Records about charts and figures:
╔══

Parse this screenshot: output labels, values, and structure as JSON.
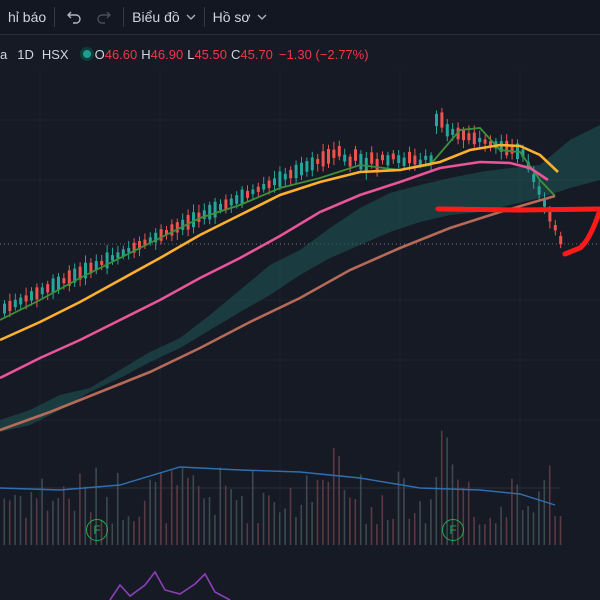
{
  "toolbar": {
    "indicators_label": "hỉ báo",
    "chart_menu_label": "Biểu đồ",
    "profile_menu_label": "Hồ sơ"
  },
  "legend": {
    "symbol_fragment": "a",
    "interval": "1D",
    "exchange": "HSX",
    "open_label": "O",
    "open": "46.60",
    "high_label": "H",
    "high": "46.90",
    "low_label": "L",
    "low": "45.50",
    "close_label": "C",
    "close": "45.70",
    "change": "−1.30 (−2.77%)"
  },
  "badges": {
    "f1": "F",
    "f2": "F"
  },
  "colors": {
    "background": "#161a25",
    "candle_up": "#26a69a",
    "candle_down": "#ef5350",
    "ma_fast": "#ffb02e",
    "ma_mid": "#e9559a",
    "ma_slow": "#b66a58",
    "ma_short": "#3f8f3a",
    "cloud": "#1f5a58",
    "annotation": "#ff1a1a"
  }
}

╚══

▸ What this task involves
Transcribe the records above exactly as they appear, leaving out any pictures.

▸ Answer to this task
Parse this screenshot: output labels, values, and structure as JSON.
{
  "toolbar": {
    "indicators_label": "hỉ báo",
    "chart_menu_label": "Biểu đồ",
    "profile_menu_label": "Hồ sơ"
  },
  "legend": {
    "symbol_fragment": "a",
    "interval": "1D",
    "exchange": "HSX",
    "open_label": "O",
    "open": "46.60",
    "high_label": "H",
    "high": "46.90",
    "low_label": "L",
    "low": "45.50",
    "close_label": "C",
    "close": "45.70",
    "change": "−1.30 (−2.77%)"
  },
  "badges": {
    "f1": "F",
    "f2": "F"
  },
  "colors": {
    "background": "#161a25",
    "candle_up": "#26a69a",
    "candle_down": "#ef5350",
    "ma_fast": "#ffb02e",
    "ma_mid": "#e9559a",
    "ma_slow": "#b66a58",
    "ma_short": "#3f8f3a",
    "cloud": "#1f5a58",
    "annotation": "#ff1a1a"
  }
}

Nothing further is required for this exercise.